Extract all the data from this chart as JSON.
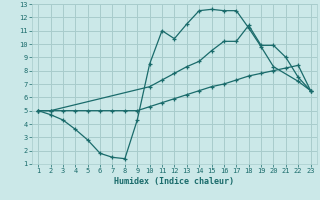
{
  "title": "",
  "xlabel": "Humidex (Indice chaleur)",
  "ylabel": "",
  "background_color": "#cbe8e8",
  "grid_color": "#a8cccc",
  "line_color": "#1a6b6b",
  "xlim": [
    0.5,
    23.5
  ],
  "ylim": [
    1,
    13
  ],
  "xticks": [
    1,
    2,
    3,
    4,
    5,
    6,
    7,
    8,
    9,
    10,
    11,
    12,
    13,
    14,
    15,
    16,
    17,
    18,
    19,
    20,
    21,
    22,
    23
  ],
  "yticks": [
    1,
    2,
    3,
    4,
    5,
    6,
    7,
    8,
    9,
    10,
    11,
    12,
    13
  ],
  "line1_x": [
    1,
    2,
    3,
    4,
    5,
    6,
    7,
    8,
    9,
    10,
    11,
    12,
    13,
    14,
    15,
    16,
    17,
    18,
    19,
    20,
    21,
    22,
    23
  ],
  "line1_y": [
    5.0,
    5.0,
    5.0,
    5.0,
    5.0,
    5.0,
    5.0,
    5.0,
    5.0,
    5.3,
    5.6,
    5.9,
    6.2,
    6.5,
    6.8,
    7.0,
    7.3,
    7.6,
    7.8,
    8.0,
    8.2,
    8.4,
    6.5
  ],
  "line2_x": [
    1,
    2,
    3,
    4,
    5,
    6,
    7,
    8,
    9,
    10,
    11,
    12,
    13,
    14,
    15,
    16,
    17,
    18,
    19,
    20,
    22,
    23
  ],
  "line2_y": [
    5.0,
    4.7,
    4.3,
    3.6,
    2.8,
    1.8,
    1.5,
    1.4,
    4.3,
    8.5,
    11.0,
    10.4,
    11.5,
    12.5,
    12.6,
    12.5,
    12.5,
    11.2,
    9.8,
    8.3,
    7.2,
    6.5
  ],
  "line3_x": [
    1,
    2,
    10,
    11,
    12,
    13,
    14,
    15,
    16,
    17,
    18,
    19,
    20,
    21,
    22,
    23
  ],
  "line3_y": [
    5.0,
    5.0,
    6.8,
    7.3,
    7.8,
    8.3,
    8.7,
    9.5,
    10.2,
    10.2,
    11.4,
    9.9,
    9.9,
    9.0,
    7.5,
    6.5
  ]
}
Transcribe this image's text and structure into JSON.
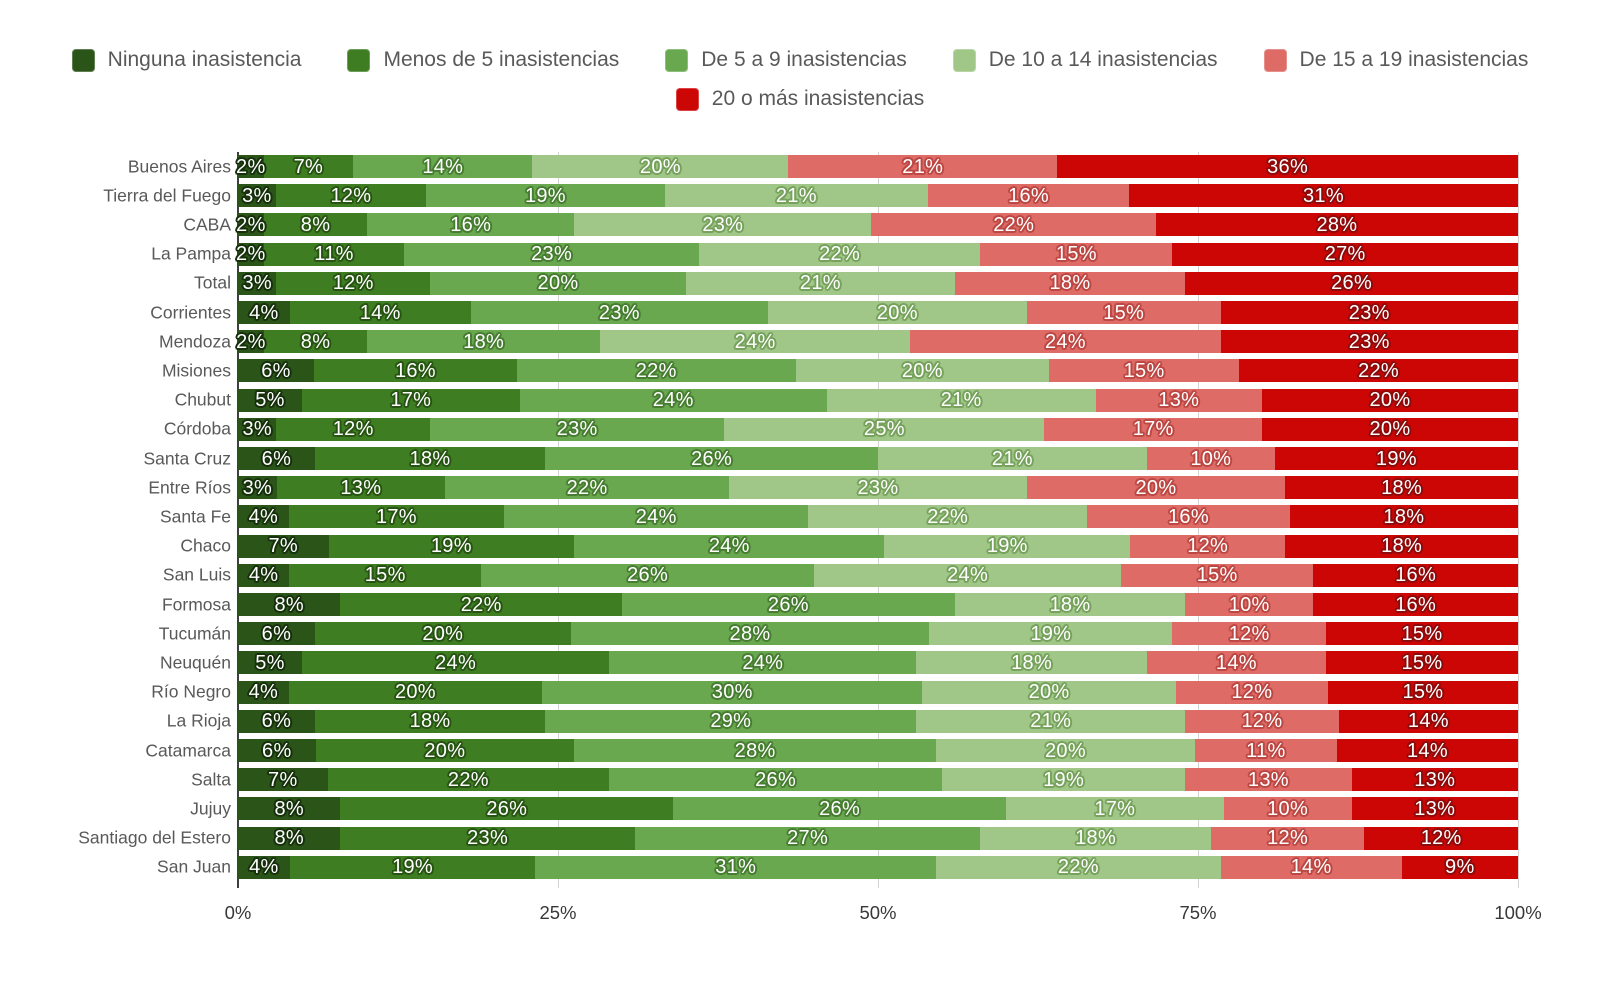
{
  "chart_data": {
    "type": "bar",
    "variant": "stacked-horizontal-percent",
    "title": "",
    "xlabel": "",
    "ylabel": "",
    "xlim": [
      0,
      100
    ],
    "x_tick_labels": [
      "0%",
      "25%",
      "50%",
      "75%",
      "100%"
    ],
    "x_tick_positions": [
      0,
      25,
      50,
      75,
      100
    ],
    "grid": true,
    "legend_position": "top",
    "value_suffix": "%",
    "grid_color": "#d2d2d2",
    "axis_line_color": "#3f3f3f",
    "label_text_color": "#595959",
    "tick_text_color": "#383838",
    "categories": [
      "Buenos Aires",
      "Tierra del Fuego",
      "CABA",
      "La Pampa",
      "Total",
      "Corrientes",
      "Mendoza",
      "Misiones",
      "Chubut",
      "Córdoba",
      "Santa Cruz",
      "Entre Ríos",
      "Santa Fe",
      "Chaco",
      "San Luis",
      "Formosa",
      "Tucumán",
      "Neuquén",
      "Río Negro",
      "La Rioja",
      "Catamarca",
      "Salta",
      "Jujuy",
      "Santiago del Estero",
      "San Juan"
    ],
    "series": [
      {
        "name": "Ninguna inasistencia",
        "color": "#2a5418",
        "halo": "#16300c",
        "values": [
          2,
          3,
          2,
          2,
          3,
          4,
          2,
          6,
          5,
          3,
          6,
          3,
          4,
          7,
          4,
          8,
          6,
          5,
          4,
          6,
          6,
          7,
          8,
          8,
          4
        ]
      },
      {
        "name": "Menos de 5 inasistencias",
        "color": "#3e7d22",
        "halo": "#275412",
        "values": [
          7,
          12,
          8,
          11,
          12,
          14,
          8,
          16,
          17,
          12,
          18,
          13,
          17,
          19,
          15,
          22,
          20,
          24,
          20,
          18,
          20,
          22,
          26,
          23,
          19
        ]
      },
      {
        "name": "De 5 a 9 inasistencias",
        "color": "#69a84f",
        "halo": "#477d31",
        "values": [
          14,
          19,
          16,
          23,
          20,
          23,
          18,
          22,
          24,
          23,
          26,
          22,
          24,
          24,
          26,
          26,
          28,
          24,
          30,
          29,
          28,
          26,
          26,
          27,
          31
        ]
      },
      {
        "name": "De 10 a 14 inasistencias",
        "color": "#a0c788",
        "halo": "#76a25c",
        "values": [
          20,
          21,
          23,
          22,
          21,
          20,
          24,
          20,
          21,
          25,
          21,
          23,
          22,
          19,
          24,
          18,
          19,
          18,
          20,
          21,
          20,
          19,
          17,
          18,
          22
        ]
      },
      {
        "name": "De 15 a 19 inasistencias",
        "color": "#de6b66",
        "halo": "#bc4743",
        "values": [
          21,
          16,
          22,
          15,
          18,
          15,
          24,
          15,
          13,
          17,
          10,
          20,
          16,
          12,
          15,
          10,
          12,
          14,
          12,
          12,
          11,
          13,
          10,
          12,
          14
        ]
      },
      {
        "name": "20 o más inasistencias",
        "color": "#cc0505",
        "halo": "#8e0b0b",
        "values": [
          36,
          31,
          28,
          27,
          26,
          23,
          23,
          22,
          20,
          20,
          19,
          18,
          18,
          18,
          16,
          16,
          15,
          15,
          15,
          14,
          14,
          13,
          13,
          12,
          9
        ]
      }
    ]
  }
}
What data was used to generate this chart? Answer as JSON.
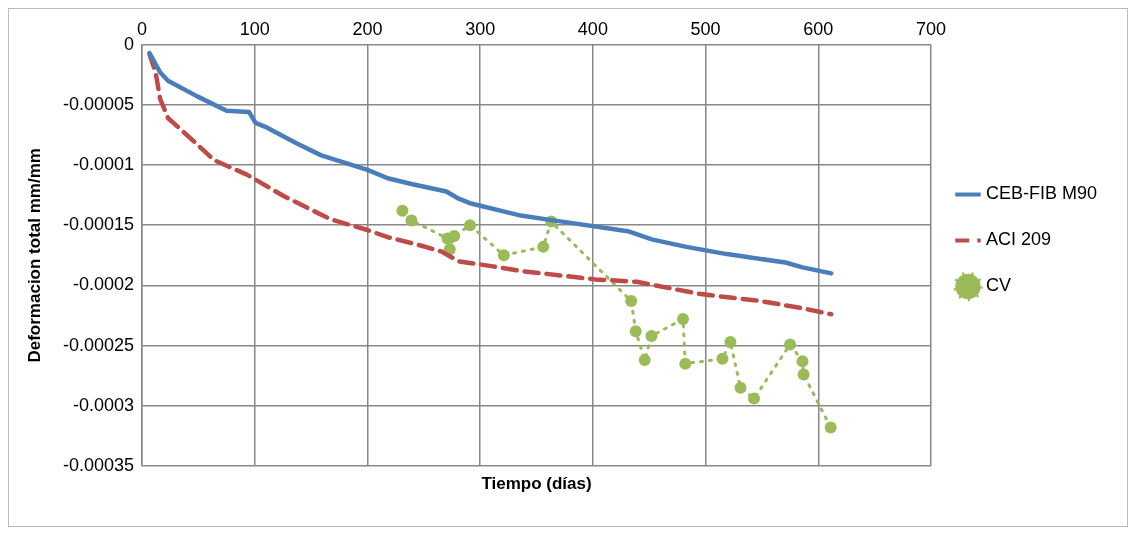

### EXERCISE REQUIREMENTS
Count each line where the string "this" occurs, and write only the number.

### THE OUTPUT
3